## What to work on
Copy out all the entries exactly.

## Listed entries

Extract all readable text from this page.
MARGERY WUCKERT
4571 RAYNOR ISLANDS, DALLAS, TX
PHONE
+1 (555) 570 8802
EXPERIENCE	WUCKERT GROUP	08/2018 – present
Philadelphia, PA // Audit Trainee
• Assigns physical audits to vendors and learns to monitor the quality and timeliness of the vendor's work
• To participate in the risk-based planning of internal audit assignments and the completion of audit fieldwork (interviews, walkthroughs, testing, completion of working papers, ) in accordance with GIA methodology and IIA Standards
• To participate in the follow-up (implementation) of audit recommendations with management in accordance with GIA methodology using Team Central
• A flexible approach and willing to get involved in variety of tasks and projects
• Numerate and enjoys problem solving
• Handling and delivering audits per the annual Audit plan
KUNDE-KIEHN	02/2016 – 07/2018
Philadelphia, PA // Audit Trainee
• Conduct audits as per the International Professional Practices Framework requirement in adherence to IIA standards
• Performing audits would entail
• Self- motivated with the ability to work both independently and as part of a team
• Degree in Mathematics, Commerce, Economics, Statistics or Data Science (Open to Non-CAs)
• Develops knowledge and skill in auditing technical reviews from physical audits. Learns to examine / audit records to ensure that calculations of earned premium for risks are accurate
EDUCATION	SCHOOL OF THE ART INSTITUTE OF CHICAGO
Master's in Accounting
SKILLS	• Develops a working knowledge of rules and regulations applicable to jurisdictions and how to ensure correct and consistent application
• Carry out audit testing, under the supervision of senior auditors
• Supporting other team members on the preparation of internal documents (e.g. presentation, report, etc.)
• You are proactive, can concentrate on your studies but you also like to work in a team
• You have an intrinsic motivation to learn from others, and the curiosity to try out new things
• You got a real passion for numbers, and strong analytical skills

## Final result
Extract all readable text from this page.
MARGERY WUCKERT
4571 RAYNOR ISLANDS, DALLAS, TX
PHONE
+1 (555) 570 8802
EXPERIENCE	WUCKERT GROUP	08/2018 – present
Philadelphia, PA // Audit Trainee
• Assigns physical audits to vendors and learns to monitor the quality and timeliness of the vendor's work
• To participate in the risk-based planning of internal audit assignments and the completion of audit fieldwork (interviews, walkthroughs, testing, completion of working papers, ) in accordance with GIA methodology and IIA Standards
• To participate in the follow-up (implementation) of audit recommendations with management in accordance with GIA methodology using Team Central
• A flexible approach and willing to get involved in variety of tasks and projects
• Numerate and enjoys problem solving
• Handling and delivering audits per the annual Audit plan
KUNDE-KIEHN	02/2016 – 07/2018
Philadelphia, PA // Audit Trainee
• Conduct audits as per the International Professional Practices Framework requirement in adherence to IIA standards
• Performing audits would entail
• Self- motivated with the ability to work both independently and as part of a team
• Degree in Mathematics, Commerce, Economics, Statistics or Data Science (Open to Non-CAs)
• Develops knowledge and skill in auditing technical reviews from physical audits. Learns to examine / audit records to ensure that calculations of earned premium for risks are accurate
EDUCATION	SCHOOL OF THE ART INSTITUTE OF CHICAGO
Master's in Accounting
SKILLS	• Develops a working knowledge of rules and regulations applicable to jurisdictions and how to ensure correct and consistent application
• Carry out audit testing, under the supervision of senior auditors
• Supporting other team members on the preparation of internal documents (e.g. presentation, report, etc.)
• You are proactive, can concentrate on your studies but you also like to work in a team
• You have an intrinsic motivation to learn from others, and the curiosity to try out new things
• You got a real passion for numbers, and strong analytical skills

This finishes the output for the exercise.